THE TASK:
Present every line in which the string "ASHPOLE" appears.

* BEGIN *

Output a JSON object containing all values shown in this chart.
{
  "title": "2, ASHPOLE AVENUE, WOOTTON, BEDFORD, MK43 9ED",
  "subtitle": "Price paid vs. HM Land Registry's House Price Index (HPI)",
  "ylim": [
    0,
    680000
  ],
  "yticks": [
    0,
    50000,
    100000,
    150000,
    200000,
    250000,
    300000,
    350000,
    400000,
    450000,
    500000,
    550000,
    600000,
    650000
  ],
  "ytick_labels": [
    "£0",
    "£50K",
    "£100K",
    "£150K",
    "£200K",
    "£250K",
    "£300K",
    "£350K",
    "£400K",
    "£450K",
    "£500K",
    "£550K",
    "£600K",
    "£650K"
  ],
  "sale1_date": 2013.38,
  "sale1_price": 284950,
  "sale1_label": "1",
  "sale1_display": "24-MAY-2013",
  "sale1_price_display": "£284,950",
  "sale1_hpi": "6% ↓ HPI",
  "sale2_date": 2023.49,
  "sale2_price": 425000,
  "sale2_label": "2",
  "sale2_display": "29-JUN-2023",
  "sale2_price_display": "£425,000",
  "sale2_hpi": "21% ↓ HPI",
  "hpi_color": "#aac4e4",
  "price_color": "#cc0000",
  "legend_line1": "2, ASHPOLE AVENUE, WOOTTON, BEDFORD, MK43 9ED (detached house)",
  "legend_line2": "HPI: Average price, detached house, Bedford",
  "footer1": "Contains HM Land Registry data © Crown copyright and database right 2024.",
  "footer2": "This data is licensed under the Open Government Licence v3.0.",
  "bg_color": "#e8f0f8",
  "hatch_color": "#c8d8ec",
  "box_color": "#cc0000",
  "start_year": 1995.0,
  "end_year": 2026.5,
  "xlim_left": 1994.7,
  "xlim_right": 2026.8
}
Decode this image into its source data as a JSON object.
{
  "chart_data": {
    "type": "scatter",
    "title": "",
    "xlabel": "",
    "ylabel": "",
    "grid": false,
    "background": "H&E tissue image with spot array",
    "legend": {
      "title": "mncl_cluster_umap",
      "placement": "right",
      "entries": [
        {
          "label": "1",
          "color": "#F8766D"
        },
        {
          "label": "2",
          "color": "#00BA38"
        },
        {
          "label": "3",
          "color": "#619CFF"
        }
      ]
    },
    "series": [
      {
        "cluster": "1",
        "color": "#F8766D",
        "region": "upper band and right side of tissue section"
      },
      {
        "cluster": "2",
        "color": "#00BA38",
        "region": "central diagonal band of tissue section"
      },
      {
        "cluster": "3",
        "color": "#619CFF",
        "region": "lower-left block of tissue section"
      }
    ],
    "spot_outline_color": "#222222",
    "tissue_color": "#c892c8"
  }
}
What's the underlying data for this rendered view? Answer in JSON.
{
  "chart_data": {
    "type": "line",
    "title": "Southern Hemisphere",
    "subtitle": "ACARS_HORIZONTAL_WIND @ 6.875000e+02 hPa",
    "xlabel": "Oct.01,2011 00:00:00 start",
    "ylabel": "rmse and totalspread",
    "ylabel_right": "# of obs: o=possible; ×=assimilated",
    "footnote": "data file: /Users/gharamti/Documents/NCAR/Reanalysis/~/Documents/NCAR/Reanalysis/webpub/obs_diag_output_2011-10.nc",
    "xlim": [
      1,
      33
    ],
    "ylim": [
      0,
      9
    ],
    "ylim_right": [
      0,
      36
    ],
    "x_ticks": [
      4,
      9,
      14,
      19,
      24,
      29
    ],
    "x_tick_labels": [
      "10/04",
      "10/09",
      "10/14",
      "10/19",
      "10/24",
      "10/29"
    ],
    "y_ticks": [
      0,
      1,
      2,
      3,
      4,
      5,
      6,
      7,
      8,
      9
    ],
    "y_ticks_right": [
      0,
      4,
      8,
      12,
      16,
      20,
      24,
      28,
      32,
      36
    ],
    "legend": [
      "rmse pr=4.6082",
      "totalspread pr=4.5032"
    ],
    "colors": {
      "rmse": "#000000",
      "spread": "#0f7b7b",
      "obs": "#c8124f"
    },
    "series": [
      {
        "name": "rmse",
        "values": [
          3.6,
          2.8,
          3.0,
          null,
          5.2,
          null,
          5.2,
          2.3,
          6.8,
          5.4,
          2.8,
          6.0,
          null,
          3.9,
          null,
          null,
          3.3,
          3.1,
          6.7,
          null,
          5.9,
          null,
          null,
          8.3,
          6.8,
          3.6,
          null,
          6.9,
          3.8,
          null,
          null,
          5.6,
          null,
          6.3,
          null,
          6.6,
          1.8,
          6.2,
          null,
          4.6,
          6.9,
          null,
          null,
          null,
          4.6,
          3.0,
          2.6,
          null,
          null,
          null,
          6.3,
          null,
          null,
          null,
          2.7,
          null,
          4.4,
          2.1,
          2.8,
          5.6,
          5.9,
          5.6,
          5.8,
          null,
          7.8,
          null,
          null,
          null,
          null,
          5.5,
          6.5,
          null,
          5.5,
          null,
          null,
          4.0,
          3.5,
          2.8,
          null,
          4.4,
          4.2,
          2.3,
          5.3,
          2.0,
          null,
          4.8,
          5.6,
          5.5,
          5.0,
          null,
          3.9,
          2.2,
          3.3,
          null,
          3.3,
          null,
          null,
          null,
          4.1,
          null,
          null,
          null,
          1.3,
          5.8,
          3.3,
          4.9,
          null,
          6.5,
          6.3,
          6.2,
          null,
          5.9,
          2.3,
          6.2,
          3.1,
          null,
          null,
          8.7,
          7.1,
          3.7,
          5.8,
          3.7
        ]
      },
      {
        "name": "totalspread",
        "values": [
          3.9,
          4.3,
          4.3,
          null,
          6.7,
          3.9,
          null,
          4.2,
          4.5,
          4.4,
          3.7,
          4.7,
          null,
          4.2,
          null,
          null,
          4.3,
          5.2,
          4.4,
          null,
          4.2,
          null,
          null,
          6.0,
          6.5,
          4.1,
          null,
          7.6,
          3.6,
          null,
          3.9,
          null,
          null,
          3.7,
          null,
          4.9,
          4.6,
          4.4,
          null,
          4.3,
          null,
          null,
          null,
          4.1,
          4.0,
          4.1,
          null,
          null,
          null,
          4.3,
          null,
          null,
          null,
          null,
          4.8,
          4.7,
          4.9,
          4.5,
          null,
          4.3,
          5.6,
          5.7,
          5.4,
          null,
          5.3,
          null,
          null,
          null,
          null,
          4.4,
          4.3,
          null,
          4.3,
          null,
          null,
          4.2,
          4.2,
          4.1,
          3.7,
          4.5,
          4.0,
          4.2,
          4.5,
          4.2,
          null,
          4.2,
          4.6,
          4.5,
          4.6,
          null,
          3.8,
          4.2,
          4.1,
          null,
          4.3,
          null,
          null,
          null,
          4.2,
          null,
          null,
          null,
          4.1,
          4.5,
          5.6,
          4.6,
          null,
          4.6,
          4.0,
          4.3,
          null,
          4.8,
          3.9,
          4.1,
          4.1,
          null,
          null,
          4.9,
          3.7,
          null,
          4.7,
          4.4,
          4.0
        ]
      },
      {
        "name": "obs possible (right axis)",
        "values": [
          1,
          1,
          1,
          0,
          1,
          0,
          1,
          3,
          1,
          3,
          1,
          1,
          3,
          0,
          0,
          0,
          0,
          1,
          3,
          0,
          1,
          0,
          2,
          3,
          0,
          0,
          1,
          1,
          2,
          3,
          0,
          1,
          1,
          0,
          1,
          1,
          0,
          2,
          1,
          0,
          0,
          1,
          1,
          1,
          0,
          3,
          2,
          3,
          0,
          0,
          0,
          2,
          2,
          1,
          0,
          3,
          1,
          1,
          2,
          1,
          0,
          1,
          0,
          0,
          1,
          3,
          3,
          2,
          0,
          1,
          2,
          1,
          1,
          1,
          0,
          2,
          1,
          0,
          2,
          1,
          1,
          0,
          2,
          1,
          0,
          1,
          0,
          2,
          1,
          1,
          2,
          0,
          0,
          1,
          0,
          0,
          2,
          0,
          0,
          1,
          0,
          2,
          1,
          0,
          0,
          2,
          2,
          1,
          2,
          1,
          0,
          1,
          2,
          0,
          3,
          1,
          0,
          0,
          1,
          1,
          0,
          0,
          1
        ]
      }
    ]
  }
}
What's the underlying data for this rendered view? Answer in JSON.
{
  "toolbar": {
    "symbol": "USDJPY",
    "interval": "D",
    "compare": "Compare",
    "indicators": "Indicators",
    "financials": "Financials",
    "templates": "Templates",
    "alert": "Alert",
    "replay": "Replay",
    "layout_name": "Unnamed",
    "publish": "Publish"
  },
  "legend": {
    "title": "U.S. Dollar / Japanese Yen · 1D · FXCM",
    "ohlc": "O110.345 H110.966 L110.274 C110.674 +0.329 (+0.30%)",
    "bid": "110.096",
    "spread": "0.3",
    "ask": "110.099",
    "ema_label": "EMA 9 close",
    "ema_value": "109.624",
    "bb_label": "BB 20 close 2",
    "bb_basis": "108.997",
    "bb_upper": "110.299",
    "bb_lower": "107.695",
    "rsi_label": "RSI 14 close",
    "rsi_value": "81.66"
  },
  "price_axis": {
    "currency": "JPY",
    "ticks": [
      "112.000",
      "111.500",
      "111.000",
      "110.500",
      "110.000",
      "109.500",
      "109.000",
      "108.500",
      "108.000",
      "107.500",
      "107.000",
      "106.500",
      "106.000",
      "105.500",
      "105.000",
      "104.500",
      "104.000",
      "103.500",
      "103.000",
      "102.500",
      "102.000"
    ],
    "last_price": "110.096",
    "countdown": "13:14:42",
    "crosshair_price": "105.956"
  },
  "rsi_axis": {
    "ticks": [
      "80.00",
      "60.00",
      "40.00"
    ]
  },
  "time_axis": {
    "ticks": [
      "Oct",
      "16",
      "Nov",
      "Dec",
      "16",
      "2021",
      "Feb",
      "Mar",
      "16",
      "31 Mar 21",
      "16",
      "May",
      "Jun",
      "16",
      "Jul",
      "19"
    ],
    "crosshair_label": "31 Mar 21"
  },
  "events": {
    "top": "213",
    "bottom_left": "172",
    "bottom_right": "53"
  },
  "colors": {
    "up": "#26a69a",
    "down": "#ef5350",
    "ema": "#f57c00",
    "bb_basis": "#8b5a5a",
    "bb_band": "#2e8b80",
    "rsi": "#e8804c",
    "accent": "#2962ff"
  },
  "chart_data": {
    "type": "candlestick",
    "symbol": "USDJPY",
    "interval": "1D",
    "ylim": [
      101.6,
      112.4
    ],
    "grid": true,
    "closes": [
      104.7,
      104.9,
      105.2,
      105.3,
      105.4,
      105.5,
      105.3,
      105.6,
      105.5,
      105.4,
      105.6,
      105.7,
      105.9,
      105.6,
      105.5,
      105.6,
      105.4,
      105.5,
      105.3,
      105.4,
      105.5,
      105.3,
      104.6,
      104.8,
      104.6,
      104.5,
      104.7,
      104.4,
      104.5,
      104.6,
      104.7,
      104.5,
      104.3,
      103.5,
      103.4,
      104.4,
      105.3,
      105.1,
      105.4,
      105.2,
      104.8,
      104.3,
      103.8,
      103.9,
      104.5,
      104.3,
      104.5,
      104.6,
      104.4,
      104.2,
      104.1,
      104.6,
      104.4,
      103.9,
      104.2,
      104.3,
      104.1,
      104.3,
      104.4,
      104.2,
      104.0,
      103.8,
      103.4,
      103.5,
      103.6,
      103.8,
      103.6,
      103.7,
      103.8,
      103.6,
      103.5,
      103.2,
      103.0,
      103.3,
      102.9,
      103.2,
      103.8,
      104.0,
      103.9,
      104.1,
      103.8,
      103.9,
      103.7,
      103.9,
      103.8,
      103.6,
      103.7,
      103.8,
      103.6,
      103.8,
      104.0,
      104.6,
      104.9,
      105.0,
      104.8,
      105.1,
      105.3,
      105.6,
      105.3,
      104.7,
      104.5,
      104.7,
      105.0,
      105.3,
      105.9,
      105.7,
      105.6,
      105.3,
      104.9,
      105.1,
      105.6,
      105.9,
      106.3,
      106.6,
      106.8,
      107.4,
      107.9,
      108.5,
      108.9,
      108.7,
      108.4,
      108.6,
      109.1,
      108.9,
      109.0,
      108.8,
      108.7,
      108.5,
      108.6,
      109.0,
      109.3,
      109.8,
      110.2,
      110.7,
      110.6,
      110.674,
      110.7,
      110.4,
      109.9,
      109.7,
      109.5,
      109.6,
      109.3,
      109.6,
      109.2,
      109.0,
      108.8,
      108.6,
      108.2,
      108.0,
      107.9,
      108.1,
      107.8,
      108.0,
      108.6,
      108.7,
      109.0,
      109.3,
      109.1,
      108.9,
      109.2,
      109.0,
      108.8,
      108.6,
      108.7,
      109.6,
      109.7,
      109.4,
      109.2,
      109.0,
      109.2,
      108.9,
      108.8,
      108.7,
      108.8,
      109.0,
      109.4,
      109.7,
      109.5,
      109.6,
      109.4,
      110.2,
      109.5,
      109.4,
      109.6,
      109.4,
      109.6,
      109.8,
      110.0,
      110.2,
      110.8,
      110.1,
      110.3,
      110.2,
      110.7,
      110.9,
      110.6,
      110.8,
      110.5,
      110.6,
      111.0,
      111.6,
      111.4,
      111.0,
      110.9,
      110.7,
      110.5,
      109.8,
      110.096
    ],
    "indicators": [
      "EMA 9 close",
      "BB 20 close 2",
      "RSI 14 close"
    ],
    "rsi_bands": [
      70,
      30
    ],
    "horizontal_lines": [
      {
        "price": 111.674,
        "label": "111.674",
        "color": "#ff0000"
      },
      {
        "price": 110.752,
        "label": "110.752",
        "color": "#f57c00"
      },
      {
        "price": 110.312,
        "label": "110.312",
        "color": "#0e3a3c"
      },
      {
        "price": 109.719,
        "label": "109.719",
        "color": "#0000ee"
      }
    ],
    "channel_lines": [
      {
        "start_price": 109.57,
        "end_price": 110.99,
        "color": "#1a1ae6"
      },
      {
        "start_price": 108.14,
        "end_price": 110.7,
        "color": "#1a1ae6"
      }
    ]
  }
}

* END *

REPLY:
  "title": "2, ASHPOLE AVENUE, WOOTTON, BEDFORD, MK43 9ED",
  "legend_line1": "2, ASHPOLE AVENUE, WOOTTON, BEDFORD, MK43 9ED (detached house)",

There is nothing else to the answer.